Problem requirements: Reproduce all the entries exactly.

Dataset content:
+ + + + +
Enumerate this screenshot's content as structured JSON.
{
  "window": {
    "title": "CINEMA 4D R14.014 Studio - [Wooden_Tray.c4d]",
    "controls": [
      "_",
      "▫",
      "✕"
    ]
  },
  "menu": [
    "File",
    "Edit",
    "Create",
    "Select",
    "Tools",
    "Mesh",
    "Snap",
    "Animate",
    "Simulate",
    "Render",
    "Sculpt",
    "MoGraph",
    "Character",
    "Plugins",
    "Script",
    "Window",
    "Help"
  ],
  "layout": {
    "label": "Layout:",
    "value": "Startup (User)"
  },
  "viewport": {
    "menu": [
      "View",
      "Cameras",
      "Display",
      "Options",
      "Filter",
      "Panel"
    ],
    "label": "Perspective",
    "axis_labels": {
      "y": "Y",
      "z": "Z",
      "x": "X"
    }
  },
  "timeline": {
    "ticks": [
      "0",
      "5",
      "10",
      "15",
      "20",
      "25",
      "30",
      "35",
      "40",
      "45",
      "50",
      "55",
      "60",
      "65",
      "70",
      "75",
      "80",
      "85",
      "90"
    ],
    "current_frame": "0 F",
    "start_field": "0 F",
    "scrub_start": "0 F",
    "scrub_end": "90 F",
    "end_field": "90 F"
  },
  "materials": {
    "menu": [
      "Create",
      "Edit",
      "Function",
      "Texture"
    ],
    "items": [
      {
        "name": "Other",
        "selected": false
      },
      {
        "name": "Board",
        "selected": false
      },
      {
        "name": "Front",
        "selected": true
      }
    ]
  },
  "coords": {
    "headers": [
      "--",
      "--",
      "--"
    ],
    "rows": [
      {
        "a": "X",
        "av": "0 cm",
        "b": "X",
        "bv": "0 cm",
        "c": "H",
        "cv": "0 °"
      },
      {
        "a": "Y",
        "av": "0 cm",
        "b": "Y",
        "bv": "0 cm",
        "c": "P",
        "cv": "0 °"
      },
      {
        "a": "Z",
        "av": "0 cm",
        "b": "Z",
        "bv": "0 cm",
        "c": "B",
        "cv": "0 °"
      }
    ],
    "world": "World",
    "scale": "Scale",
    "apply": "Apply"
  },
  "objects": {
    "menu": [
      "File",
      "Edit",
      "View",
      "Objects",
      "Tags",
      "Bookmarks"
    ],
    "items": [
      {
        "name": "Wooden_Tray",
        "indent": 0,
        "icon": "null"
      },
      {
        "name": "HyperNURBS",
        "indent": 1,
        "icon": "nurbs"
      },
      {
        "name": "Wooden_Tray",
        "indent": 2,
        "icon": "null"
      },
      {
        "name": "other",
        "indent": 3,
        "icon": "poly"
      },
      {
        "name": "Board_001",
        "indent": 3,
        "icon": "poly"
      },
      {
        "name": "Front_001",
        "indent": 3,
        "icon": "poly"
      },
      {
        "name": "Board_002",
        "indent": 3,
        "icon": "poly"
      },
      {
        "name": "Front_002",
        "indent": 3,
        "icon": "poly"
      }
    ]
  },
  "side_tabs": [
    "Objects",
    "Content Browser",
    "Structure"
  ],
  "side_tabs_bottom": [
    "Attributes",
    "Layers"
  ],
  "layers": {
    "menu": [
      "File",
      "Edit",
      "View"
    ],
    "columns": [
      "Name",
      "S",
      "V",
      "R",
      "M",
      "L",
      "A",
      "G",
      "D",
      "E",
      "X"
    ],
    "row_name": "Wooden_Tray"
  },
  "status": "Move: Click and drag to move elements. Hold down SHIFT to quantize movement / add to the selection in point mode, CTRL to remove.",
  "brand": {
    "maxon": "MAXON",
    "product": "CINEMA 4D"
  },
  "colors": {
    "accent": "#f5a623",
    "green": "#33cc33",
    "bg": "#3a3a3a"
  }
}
+ + + + +
Complete response:
Enumerate this screenshot's content as structured JSON.
{
  "window": {
    "title": "CINEMA 4D R14.014 Studio - [Wooden_Tray.c4d]",
    "controls": [
      "_",
      "▫",
      "✕"
    ]
  },
  "menu": [
    "File",
    "Edit",
    "Create",
    "Select",
    "Tools",
    "Mesh",
    "Snap",
    "Animate",
    "Simulate",
    "Render",
    "Sculpt",
    "MoGraph",
    "Character",
    "Plugins",
    "Script",
    "Window",
    "Help"
  ],
  "layout": {
    "label": "Layout:",
    "value": "Startup (User)"
  },
  "viewport": {
    "menu": [
      "View",
      "Cameras",
      "Display",
      "Options",
      "Filter",
      "Panel"
    ],
    "label": "Perspective",
    "axis_labels": {
      "y": "Y",
      "z": "Z",
      "x": "X"
    }
  },
  "timeline": {
    "ticks": [
      "0",
      "5",
      "10",
      "15",
      "20",
      "25",
      "30",
      "35",
      "40",
      "45",
      "50",
      "55",
      "60",
      "65",
      "70",
      "75",
      "80",
      "85",
      "90"
    ],
    "current_frame": "0 F",
    "start_field": "0 F",
    "scrub_start": "0 F",
    "scrub_end": "90 F",
    "end_field": "90 F"
  },
  "materials": {
    "menu": [
      "Create",
      "Edit",
      "Function",
      "Texture"
    ],
    "items": [
      {
        "name": "Other",
        "selected": false
      },
      {
        "name": "Board",
        "selected": false
      },
      {
        "name": "Front",
        "selected": true
      }
    ]
  },
  "coords": {
    "headers": [
      "--",
      "--",
      "--"
    ],
    "rows": [
      {
        "a": "X",
        "av": "0 cm",
        "b": "X",
        "bv": "0 cm",
        "c": "H",
        "cv": "0 °"
      },
      {
        "a": "Y",
        "av": "0 cm",
        "b": "Y",
        "bv": "0 cm",
        "c": "P",
        "cv": "0 °"
      },
      {
        "a": "Z",
        "av": "0 cm",
        "b": "Z",
        "bv": "0 cm",
        "c": "B",
        "cv": "0 °"
      }
    ],
    "world": "World",
    "scale": "Scale",
    "apply": "Apply"
  },
  "objects": {
    "menu": [
      "File",
      "Edit",
      "View",
      "Objects",
      "Tags",
      "Bookmarks"
    ],
    "items": [
      {
        "name": "Wooden_Tray",
        "indent": 0,
        "icon": "null"
      },
      {
        "name": "HyperNURBS",
        "indent": 1,
        "icon": "nurbs"
      },
      {
        "name": "Wooden_Tray",
        "indent": 2,
        "icon": "null"
      },
      {
        "name": "other",
        "indent": 3,
        "icon": "poly"
      },
      {
        "name": "Board_001",
        "indent": 3,
        "icon": "poly"
      },
      {
        "name": "Front_001",
        "indent": 3,
        "icon": "poly"
      },
      {
        "name": "Board_002",
        "indent": 3,
        "icon": "poly"
      },
      {
        "name": "Front_002",
        "indent": 3,
        "icon": "poly"
      }
    ]
  },
  "side_tabs": [
    "Objects",
    "Content Browser",
    "Structure"
  ],
  "side_tabs_bottom": [
    "Attributes",
    "Layers"
  ],
  "layers": {
    "menu": [
      "File",
      "Edit",
      "View"
    ],
    "columns": [
      "Name",
      "S",
      "V",
      "R",
      "M",
      "L",
      "A",
      "G",
      "D",
      "E",
      "X"
    ],
    "row_name": "Wooden_Tray"
  },
  "status": "Move: Click and drag to move elements. Hold down SHIFT to quantize movement / add to the selection in point mode, CTRL to remove.",
  "brand": {
    "maxon": "MAXON",
    "product": "CINEMA 4D"
  },
  "colors": {
    "accent": "#f5a623",
    "green": "#33cc33",
    "bg": "#3a3a3a"
  }
}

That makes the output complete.